== WHAT IS REQUIRED ==
Lines containing the word "from" are to be located and copied.

== EXERCISE MATERIAL ==

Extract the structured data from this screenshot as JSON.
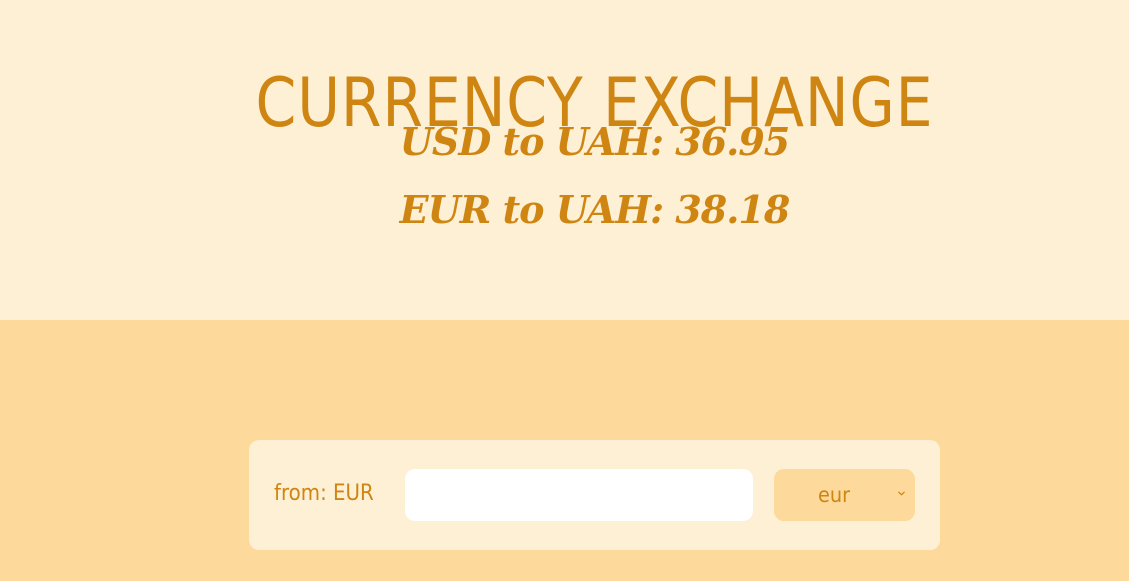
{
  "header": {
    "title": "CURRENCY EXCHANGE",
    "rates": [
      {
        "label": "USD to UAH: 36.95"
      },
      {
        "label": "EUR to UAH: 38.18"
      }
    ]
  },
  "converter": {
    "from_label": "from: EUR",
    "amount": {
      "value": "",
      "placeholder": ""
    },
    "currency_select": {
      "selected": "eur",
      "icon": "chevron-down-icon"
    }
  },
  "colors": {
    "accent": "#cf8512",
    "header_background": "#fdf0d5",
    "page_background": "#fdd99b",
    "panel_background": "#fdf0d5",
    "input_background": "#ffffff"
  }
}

---

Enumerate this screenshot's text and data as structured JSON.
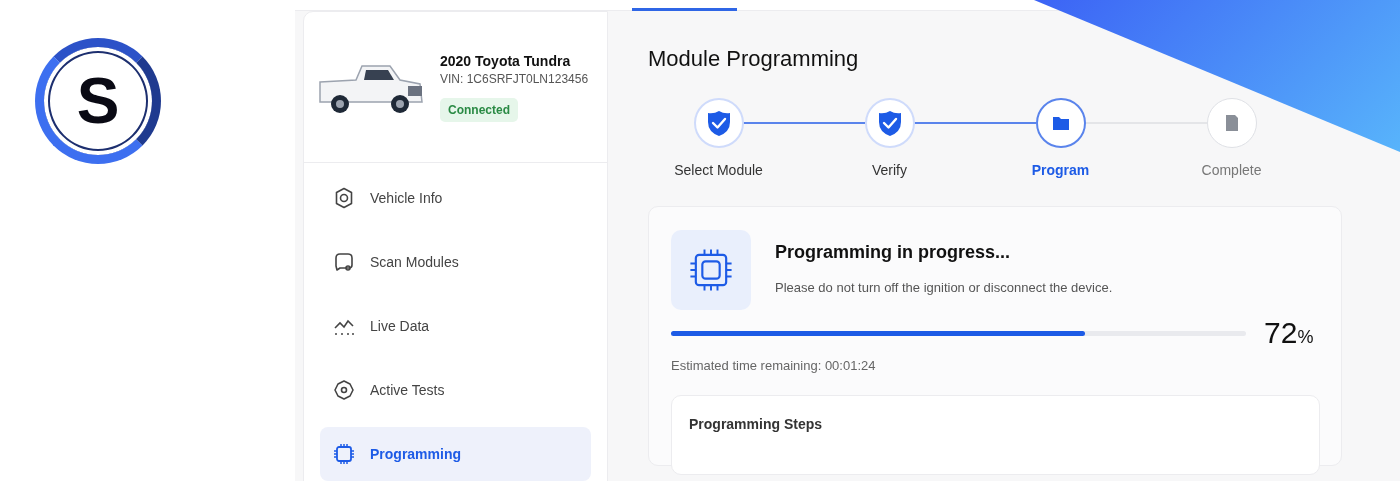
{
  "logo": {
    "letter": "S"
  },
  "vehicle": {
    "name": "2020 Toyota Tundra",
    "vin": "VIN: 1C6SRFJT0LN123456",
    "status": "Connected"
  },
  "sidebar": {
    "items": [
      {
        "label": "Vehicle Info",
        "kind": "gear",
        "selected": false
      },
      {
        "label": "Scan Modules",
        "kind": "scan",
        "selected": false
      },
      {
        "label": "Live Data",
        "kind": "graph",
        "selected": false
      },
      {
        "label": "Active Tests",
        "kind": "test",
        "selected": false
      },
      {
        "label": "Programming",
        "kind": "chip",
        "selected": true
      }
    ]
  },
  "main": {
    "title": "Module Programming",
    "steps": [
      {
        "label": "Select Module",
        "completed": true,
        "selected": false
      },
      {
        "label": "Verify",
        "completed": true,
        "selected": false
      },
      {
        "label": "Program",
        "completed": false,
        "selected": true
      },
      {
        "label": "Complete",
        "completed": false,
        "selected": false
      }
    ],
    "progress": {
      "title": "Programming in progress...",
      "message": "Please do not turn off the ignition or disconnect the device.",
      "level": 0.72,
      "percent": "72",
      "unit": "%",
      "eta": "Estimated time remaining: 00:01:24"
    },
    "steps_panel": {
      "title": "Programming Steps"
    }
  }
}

== PROBLEM SOLUTION ==
Extract the structured data from this screenshot as JSON.
    "from_label": "from: EUR",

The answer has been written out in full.